◆ Task objective
Please set down every line of the listing below again, unchanged and in the same order.

* start *

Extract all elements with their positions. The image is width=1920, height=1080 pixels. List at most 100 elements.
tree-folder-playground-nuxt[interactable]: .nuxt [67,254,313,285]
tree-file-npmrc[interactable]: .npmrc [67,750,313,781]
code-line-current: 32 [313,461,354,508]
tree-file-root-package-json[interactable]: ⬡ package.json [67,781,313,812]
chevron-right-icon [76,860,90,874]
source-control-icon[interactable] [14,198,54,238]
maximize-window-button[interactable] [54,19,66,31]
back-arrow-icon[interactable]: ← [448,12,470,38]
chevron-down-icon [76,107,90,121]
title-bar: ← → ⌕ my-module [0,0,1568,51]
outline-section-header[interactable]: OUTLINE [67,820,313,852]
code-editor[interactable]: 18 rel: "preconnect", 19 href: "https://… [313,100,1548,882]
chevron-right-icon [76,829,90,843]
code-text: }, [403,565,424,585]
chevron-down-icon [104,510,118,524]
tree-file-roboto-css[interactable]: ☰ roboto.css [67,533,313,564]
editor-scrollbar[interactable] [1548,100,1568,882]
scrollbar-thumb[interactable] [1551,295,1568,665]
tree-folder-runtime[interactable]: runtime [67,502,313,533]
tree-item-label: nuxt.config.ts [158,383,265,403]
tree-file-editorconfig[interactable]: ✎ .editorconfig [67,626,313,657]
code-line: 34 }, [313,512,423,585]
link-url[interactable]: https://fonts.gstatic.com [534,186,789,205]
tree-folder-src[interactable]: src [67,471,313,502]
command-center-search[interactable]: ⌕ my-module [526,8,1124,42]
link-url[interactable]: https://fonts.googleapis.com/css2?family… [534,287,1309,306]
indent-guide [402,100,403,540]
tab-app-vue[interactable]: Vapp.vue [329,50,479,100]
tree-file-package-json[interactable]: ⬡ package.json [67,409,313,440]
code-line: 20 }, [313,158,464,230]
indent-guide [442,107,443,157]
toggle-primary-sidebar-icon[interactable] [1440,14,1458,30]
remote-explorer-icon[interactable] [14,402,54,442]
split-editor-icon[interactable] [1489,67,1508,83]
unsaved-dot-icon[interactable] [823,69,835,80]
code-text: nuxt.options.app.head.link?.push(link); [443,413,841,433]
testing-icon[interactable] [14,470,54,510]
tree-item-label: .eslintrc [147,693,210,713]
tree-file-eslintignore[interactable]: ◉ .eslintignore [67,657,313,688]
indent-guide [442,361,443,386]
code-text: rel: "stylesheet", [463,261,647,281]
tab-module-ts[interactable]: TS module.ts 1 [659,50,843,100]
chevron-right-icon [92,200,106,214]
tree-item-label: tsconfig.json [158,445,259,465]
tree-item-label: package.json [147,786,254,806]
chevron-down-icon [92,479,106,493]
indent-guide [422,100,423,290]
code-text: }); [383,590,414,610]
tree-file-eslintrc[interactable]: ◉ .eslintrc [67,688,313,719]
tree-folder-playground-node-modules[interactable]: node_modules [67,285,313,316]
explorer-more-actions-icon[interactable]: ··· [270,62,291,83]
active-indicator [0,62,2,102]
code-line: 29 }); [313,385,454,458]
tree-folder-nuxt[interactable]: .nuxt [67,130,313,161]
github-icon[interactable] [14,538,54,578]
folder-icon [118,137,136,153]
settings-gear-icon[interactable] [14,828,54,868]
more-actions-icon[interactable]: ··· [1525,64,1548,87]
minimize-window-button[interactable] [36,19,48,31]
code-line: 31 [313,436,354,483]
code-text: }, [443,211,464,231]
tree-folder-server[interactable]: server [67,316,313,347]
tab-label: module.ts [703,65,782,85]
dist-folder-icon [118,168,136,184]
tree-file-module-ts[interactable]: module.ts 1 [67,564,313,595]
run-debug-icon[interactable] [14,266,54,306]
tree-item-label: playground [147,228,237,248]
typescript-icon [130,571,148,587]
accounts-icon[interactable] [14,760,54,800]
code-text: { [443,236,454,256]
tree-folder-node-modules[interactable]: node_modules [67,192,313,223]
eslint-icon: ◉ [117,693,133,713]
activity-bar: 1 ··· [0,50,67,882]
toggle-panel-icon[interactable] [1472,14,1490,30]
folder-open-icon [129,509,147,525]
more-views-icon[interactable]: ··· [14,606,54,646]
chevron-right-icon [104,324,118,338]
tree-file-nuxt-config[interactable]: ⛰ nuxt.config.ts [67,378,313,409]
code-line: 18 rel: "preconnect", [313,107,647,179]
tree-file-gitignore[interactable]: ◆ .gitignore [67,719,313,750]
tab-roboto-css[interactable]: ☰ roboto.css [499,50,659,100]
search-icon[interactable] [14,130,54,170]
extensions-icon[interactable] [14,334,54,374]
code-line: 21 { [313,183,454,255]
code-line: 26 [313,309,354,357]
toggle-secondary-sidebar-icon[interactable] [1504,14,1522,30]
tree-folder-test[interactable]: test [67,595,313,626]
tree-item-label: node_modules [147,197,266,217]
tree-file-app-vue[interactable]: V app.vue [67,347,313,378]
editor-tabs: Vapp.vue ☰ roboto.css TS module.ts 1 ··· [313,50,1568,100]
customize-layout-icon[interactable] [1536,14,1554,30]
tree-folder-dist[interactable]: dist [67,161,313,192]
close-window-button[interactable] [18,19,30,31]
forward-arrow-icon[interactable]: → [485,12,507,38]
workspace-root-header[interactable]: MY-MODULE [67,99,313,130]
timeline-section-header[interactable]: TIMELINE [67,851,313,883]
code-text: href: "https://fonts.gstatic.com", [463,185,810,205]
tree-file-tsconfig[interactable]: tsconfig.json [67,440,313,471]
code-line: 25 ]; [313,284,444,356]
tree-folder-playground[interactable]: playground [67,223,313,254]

* end *

◆ Right answer
Extract all elements with their positions. The image is width=1920, height=1080 pixels. List at most 100 elements.
tree-folder-playground-nuxt[interactable]: .nuxt [67,254,313,285]
tree-file-npmrc[interactable]: .npmrc [67,750,313,781]
code-line-current: 32 [313,461,354,508]
tree-file-root-package-json[interactable]: ⬡ package.json [67,781,313,812]
chevron-right-icon [76,860,90,874]
source-control-icon[interactable] [14,198,54,238]
maximize-window-button[interactable] [54,19,66,31]
back-arrow-icon[interactable]: ← [448,12,470,38]
chevron-down-icon [76,107,90,121]
title-bar: ← → ⌕ my-module [0,0,1568,51]
outline-section-header[interactable]: OUTLINE [67,820,313,852]
code-editor[interactable]: 18 rel: "preconnect", 19 href: "https://… [313,100,1548,882]
chevron-right-icon [76,829,90,843]
code-text: }, [403,565,424,585]
chevron-down-icon [104,510,118,524]
tree-file-roboto-css[interactable]: ☰ roboto.css [67,533,313,564]
editor-scrollbar[interactable] [1548,100,1568,882]
scrollbar-thumb[interactable] [1551,295,1568,665]
tree-folder-runtime[interactable]: runtime [67,502,313,533]
tree-item-label: nuxt.config.ts [158,383,265,403]
tree-file-editorconfig[interactable]: ✎ .editorconfig [67,626,313,657]
code-line: 34 }, [313,512,423,585]
link-url[interactable]: https://fonts.gstatic.com [534,186,789,205]
tree-folder-src[interactable]: src [67,471,313,502]
command-center-search[interactable]: ⌕ my-module [526,8,1124,42]
link-url[interactable]: https://fonts.googleapis.com/css2?family… [534,287,1309,306]
indent-guide [402,100,403,540]
tab-app-vue[interactable]: Vapp.vue [329,50,479,100]
tree-file-package-json[interactable]: ⬡ package.json [67,409,313,440]
code-line: 20 }, [313,158,464,230]
indent-guide [442,107,443,157]
toggle-primary-sidebar-icon[interactable] [1440,14,1458,30]
remote-explorer-icon[interactable] [14,402,54,442]
split-editor-icon[interactable] [1489,67,1508,83]
unsaved-dot-icon[interactable] [823,69,835,80]
code-text: nuxt.options.app.head.link?.push(link); [443,413,841,433]
testing-icon[interactable] [14,470,54,510]
tree-item-label: .eslintrc [147,693,210,713]
tree-file-eslintignore[interactable]: ◉ .eslintignore [67,657,313,688]
indent-guide [442,361,443,386]
code-text: rel: "stylesheet", [463,261,647,281]
tab-module-ts[interactable]: TS module.ts 1 [659,50,843,100]
chevron-right-icon [92,200,106,214]
tree-item-label: tsconfig.json [158,445,259,465]
tree-item-label: package.json [147,786,254,806]
chevron-down-icon [92,479,106,493]
indent-guide [422,100,423,290]
code-text: }); [383,590,414,610]
tree-file-eslintrc[interactable]: ◉ .eslintrc [67,688,313,719]
tree-folder-playground-node-modules[interactable]: node_modules [67,285,313,316]
explorer-more-actions-icon[interactable]: ··· [270,62,291,83]
active-indicator [0,62,2,102]
code-line: 29 }); [313,385,454,458]
tree-folder-nuxt[interactable]: .nuxt [67,130,313,161]
github-icon[interactable] [14,538,54,578]
folder-icon [118,137,136,153]
settings-gear-icon[interactable] [14,828,54,868]
more-actions-icon[interactable]: ··· [1525,64,1548,87]
minimize-window-button[interactable] [36,19,48,31]
code-line: 31 [313,436,354,483]
code-text: }, [443,211,464,231]
tree-folder-server[interactable]: server [67,316,313,347]
tab-label: module.ts [703,65,782,85]
dist-folder-icon [118,168,136,184]
tree-file-module-ts[interactable]: module.ts 1 [67,564,313,595]
run-debug-icon[interactable] [14,266,54,306]
tree-item-label: playground [147,228,237,248]
typescript-icon [130,571,148,587]
accounts-icon[interactable] [14,760,54,800]
code-text: { [443,236,454,256]
tree-folder-node-modules[interactable]: node_modules [67,192,313,223]
eslint-icon: ◉ [117,693,133,713]
activity-bar: 1 ··· [0,50,67,882]
toggle-panel-icon[interactable] [1472,14,1490,30]
folder-open-icon [129,509,147,525]
more-views-icon[interactable]: ··· [14,606,54,646]
chevron-right-icon [104,324,118,338]
tree-file-nuxt-config[interactable]: ⛰ nuxt.config.ts [67,378,313,409]
code-line: 18 rel: "preconnect", [313,107,647,179]
tree-file-gitignore[interactable]: ◆ .gitignore [67,719,313,750]
tab-roboto-css[interactable]: ☰ roboto.css [499,50,659,100]
search-icon[interactable] [14,130,54,170]
extensions-icon[interactable] [14,334,54,374]
code-line: 21 { [313,183,454,255]
code-line: 26 [313,309,354,357]
toggle-secondary-sidebar-icon[interactable] [1504,14,1522,30]
tree-folder-test[interactable]: test [67,595,313,626]
tree-item-label: node_modules [147,197,266,217]
tree-file-app-vue[interactable]: V app.vue [67,347,313,378]
editor-tabs: Vapp.vue ☰ roboto.css TS module.ts 1 ··· [313,50,1568,100]
customize-layout-icon[interactable] [1536,14,1554,30]
tree-folder-dist[interactable]: dist [67,161,313,192]
close-window-button[interactable] [18,19,30,31]
forward-arrow-icon[interactable]: → [485,12,507,38]
workspace-root-header[interactable]: MY-MODULE [67,99,313,130]
timeline-section-header[interactable]: TIMELINE [67,851,313,883]
code-text: href: "https://fonts.gstatic.com", [463,185,810,205]
tree-file-tsconfig[interactable]: tsconfig.json [67,440,313,471]
code-line: 25 ]; [313,284,444,356]
tree-folder-playground[interactable]: playground [67,223,313,254]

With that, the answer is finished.